• _Material to process_

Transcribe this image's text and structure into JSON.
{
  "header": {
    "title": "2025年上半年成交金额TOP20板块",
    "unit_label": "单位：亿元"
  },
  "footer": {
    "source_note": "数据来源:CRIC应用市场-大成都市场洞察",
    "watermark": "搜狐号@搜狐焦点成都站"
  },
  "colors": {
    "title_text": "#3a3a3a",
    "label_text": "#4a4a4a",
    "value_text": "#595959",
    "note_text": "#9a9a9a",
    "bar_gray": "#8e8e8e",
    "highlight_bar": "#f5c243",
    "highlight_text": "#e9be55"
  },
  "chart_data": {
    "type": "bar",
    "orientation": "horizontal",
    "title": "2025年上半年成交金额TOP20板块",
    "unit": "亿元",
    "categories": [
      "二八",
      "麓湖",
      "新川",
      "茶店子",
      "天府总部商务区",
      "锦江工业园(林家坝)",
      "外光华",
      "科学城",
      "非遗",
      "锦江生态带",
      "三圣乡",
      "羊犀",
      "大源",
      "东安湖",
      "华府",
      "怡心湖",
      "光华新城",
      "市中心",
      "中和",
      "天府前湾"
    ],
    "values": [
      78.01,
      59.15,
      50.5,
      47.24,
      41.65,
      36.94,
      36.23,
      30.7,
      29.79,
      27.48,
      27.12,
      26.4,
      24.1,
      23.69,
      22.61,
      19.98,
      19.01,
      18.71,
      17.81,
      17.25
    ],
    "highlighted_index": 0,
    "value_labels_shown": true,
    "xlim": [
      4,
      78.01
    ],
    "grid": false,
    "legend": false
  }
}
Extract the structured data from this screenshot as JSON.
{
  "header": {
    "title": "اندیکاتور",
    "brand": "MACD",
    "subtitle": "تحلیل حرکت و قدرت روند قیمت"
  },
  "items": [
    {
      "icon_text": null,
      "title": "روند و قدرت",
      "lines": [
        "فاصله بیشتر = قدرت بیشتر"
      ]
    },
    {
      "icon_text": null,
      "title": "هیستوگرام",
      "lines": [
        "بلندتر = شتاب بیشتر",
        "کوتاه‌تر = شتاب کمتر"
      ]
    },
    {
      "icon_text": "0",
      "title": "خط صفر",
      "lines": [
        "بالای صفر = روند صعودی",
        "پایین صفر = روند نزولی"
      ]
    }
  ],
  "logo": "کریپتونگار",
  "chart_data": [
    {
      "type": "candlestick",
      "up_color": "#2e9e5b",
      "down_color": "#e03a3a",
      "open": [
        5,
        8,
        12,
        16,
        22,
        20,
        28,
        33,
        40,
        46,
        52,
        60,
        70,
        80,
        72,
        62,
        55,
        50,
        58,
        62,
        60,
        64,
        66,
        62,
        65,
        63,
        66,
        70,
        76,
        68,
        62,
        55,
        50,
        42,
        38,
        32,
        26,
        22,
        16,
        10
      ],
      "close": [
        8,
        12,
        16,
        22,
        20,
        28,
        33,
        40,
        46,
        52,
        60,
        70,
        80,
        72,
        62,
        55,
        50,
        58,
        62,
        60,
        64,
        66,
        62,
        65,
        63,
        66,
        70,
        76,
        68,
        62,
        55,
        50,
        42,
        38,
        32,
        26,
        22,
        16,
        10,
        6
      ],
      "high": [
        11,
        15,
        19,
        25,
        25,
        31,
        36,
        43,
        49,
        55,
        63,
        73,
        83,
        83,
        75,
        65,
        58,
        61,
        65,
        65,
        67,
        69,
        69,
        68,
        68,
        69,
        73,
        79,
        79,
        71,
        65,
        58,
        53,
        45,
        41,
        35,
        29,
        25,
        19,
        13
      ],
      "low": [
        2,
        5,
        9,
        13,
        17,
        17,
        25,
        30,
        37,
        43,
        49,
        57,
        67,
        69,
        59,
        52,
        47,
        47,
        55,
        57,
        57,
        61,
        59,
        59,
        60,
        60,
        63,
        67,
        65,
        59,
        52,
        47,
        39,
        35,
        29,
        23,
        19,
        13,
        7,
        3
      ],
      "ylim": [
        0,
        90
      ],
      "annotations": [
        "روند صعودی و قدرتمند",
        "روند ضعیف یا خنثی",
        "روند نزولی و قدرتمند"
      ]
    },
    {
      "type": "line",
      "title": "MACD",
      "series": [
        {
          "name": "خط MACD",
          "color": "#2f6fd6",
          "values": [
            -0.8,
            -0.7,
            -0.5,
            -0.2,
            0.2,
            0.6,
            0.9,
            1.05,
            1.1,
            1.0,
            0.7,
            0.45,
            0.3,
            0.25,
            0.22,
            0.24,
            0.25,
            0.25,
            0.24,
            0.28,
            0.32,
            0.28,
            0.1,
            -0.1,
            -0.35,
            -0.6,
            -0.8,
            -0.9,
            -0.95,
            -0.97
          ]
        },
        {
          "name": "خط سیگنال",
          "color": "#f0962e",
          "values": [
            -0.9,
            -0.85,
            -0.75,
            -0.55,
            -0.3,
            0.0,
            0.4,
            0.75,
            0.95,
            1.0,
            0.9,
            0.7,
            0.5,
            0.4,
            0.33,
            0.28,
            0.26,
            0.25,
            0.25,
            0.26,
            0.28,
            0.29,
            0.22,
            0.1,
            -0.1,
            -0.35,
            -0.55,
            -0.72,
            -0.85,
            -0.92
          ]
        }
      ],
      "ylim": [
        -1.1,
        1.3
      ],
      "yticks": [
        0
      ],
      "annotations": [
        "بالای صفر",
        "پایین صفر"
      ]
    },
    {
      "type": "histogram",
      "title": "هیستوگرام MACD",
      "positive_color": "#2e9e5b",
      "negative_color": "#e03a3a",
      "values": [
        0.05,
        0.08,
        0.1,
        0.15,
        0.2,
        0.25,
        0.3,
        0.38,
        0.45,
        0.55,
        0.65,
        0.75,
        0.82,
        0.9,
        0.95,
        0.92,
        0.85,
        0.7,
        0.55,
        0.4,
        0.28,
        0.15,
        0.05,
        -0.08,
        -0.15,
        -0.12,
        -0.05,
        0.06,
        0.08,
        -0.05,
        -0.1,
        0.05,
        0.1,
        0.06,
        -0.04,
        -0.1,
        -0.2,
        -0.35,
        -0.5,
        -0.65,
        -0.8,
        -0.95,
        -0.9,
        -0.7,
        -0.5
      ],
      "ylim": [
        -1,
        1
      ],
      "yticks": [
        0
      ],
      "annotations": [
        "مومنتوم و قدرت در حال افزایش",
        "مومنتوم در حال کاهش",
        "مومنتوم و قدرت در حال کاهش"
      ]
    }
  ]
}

• _Task requirements_
Each line above must be reproduced exactly as it stands.

• _Response to the task_
Transcribe this image's text and structure into JSON.
{
  "header": {
    "title": "2025年上半年成交金额TOP20板块",
    "unit_label": "单位：亿元"
  },
  "footer": {
    "source_note": "数据来源:CRIC应用市场-大成都市场洞察",
    "watermark": "搜狐号@搜狐焦点成都站"
  },
  "colors": {
    "title_text": "#3a3a3a",
    "label_text": "#4a4a4a",
    "value_text": "#595959",
    "note_text": "#9a9a9a",
    "bar_gray": "#8e8e8e",
    "highlight_bar": "#f5c243",
    "highlight_text": "#e9be55"
  },
  "chart_data": {
    "type": "bar",
    "orientation": "horizontal",
    "title": "2025年上半年成交金额TOP20板块",
    "unit": "亿元",
    "categories": [
      "二八",
      "麓湖",
      "新川",
      "茶店子",
      "天府总部商务区",
      "锦江工业园(林家坝)",
      "外光华",
      "科学城",
      "非遗",
      "锦江生态带",
      "三圣乡",
      "羊犀",
      "大源",
      "东安湖",
      "华府",
      "怡心湖",
      "光华新城",
      "市中心",
      "中和",
      "天府前湾"
    ],
    "values": [
      78.01,
      59.15,
      50.5,
      47.24,
      41.65,
      36.94,
      36.23,
      30.7,
      29.79,
      27.48,
      27.12,
      26.4,
      24.1,
      23.69,
      22.61,
      19.98,
      19.01,
      18.71,
      17.81,
      17.25
    ],
    "highlighted_index": 0,
    "value_labels_shown": true,
    "xlim": [
      4,
      78.01
    ],
    "grid": false,
    "legend": false
  }
}
Extract the structured data from this screenshot as JSON.
{
  "header": {
    "title": "اندیکاتور",
    "brand": "MACD",
    "subtitle": "تحلیل حرکت و قدرت روند قیمت"
  },
  "items": [
    {
      "icon_text": null,
      "title": "روند و قدرت",
      "lines": [
        "فاصله بیشتر = قدرت بیشتر"
      ]
    },
    {
      "icon_text": null,
      "title": "هیستوگرام",
      "lines": [
        "بلندتر = شتاب بیشتر",
        "کوتاه‌تر = شتاب کمتر"
      ]
    },
    {
      "icon_text": "0",
      "title": "خط صفر",
      "lines": [
        "بالای صفر = روند صعودی",
        "پایین صفر = روند نزولی"
      ]
    }
  ],
  "logo": "کریپتونگار",
  "chart_data": [
    {
      "type": "candlestick",
      "up_color": "#2e9e5b",
      "down_color": "#e03a3a",
      "open": [
        5,
        8,
        12,
        16,
        22,
        20,
        28,
        33,
        40,
        46,
        52,
        60,
        70,
        80,
        72,
        62,
        55,
        50,
        58,
        62,
        60,
        64,
        66,
        62,
        65,
        63,
        66,
        70,
        76,
        68,
        62,
        55,
        50,
        42,
        38,
        32,
        26,
        22,
        16,
        10
      ],
      "close": [
        8,
        12,
        16,
        22,
        20,
        28,
        33,
        40,
        46,
        52,
        60,
        70,
        80,
        72,
        62,
        55,
        50,
        58,
        62,
        60,
        64,
        66,
        62,
        65,
        63,
        66,
        70,
        76,
        68,
        62,
        55,
        50,
        42,
        38,
        32,
        26,
        22,
        16,
        10,
        6
      ],
      "high": [
        11,
        15,
        19,
        25,
        25,
        31,
        36,
        43,
        49,
        55,
        63,
        73,
        83,
        83,
        75,
        65,
        58,
        61,
        65,
        65,
        67,
        69,
        69,
        68,
        68,
        69,
        73,
        79,
        79,
        71,
        65,
        58,
        53,
        45,
        41,
        35,
        29,
        25,
        19,
        13
      ],
      "low": [
        2,
        5,
        9,
        13,
        17,
        17,
        25,
        30,
        37,
        43,
        49,
        57,
        67,
        69,
        59,
        52,
        47,
        47,
        55,
        57,
        57,
        61,
        59,
        59,
        60,
        60,
        63,
        67,
        65,
        59,
        52,
        47,
        39,
        35,
        29,
        23,
        19,
        13,
        7,
        3
      ],
      "ylim": [
        0,
        90
      ],
      "annotations": [
        "روند صعودی و قدرتمند",
        "روند ضعیف یا خنثی",
        "روند نزولی و قدرتمند"
      ]
    },
    {
      "type": "line",
      "title": "MACD",
      "series": [
        {
          "name": "خط MACD",
          "color": "#2f6fd6",
          "values": [
            -0.8,
            -0.7,
            -0.5,
            -0.2,
            0.2,
            0.6,
            0.9,
            1.05,
            1.1,
            1.0,
            0.7,
            0.45,
            0.3,
            0.25,
            0.22,
            0.24,
            0.25,
            0.25,
            0.24,
            0.28,
            0.32,
            0.28,
            0.1,
            -0.1,
            -0.35,
            -0.6,
            -0.8,
            -0.9,
            -0.95,
            -0.97
          ]
        },
        {
          "name": "خط سیگنال",
          "color": "#f0962e",
          "values": [
            -0.9,
            -0.85,
            -0.75,
            -0.55,
            -0.3,
            0.0,
            0.4,
            0.75,
            0.95,
            1.0,
            0.9,
            0.7,
            0.5,
            0.4,
            0.33,
            0.28,
            0.26,
            0.25,
            0.25,
            0.26,
            0.28,
            0.29,
            0.22,
            0.1,
            -0.1,
            -0.35,
            -0.55,
            -0.72,
            -0.85,
            -0.92
          ]
        }
      ],
      "ylim": [
        -1.1,
        1.3
      ],
      "yticks": [
        0
      ],
      "annotations": [
        "بالای صفر",
        "پایین صفر"
      ]
    },
    {
      "type": "histogram",
      "title": "هیستوگرام MACD",
      "positive_color": "#2e9e5b",
      "negative_color": "#e03a3a",
      "values": [
        0.05,
        0.08,
        0.1,
        0.15,
        0.2,
        0.25,
        0.3,
        0.38,
        0.45,
        0.55,
        0.65,
        0.75,
        0.82,
        0.9,
        0.95,
        0.92,
        0.85,
        0.7,
        0.55,
        0.4,
        0.28,
        0.15,
        0.05,
        -0.08,
        -0.15,
        -0.12,
        -0.05,
        0.06,
        0.08,
        -0.05,
        -0.1,
        0.05,
        0.1,
        0.06,
        -0.04,
        -0.1,
        -0.2,
        -0.35,
        -0.5,
        -0.65,
        -0.8,
        -0.95,
        -0.9,
        -0.7,
        -0.5
      ],
      "ylim": [
        -1,
        1
      ],
      "yticks": [
        0
      ],
      "annotations": [
        "مومنتوم و قدرت در حال افزایش",
        "مومنتوم در حال کاهش",
        "مومنتوم و قدرت در حال کاهش"
      ]
    }
  ]
}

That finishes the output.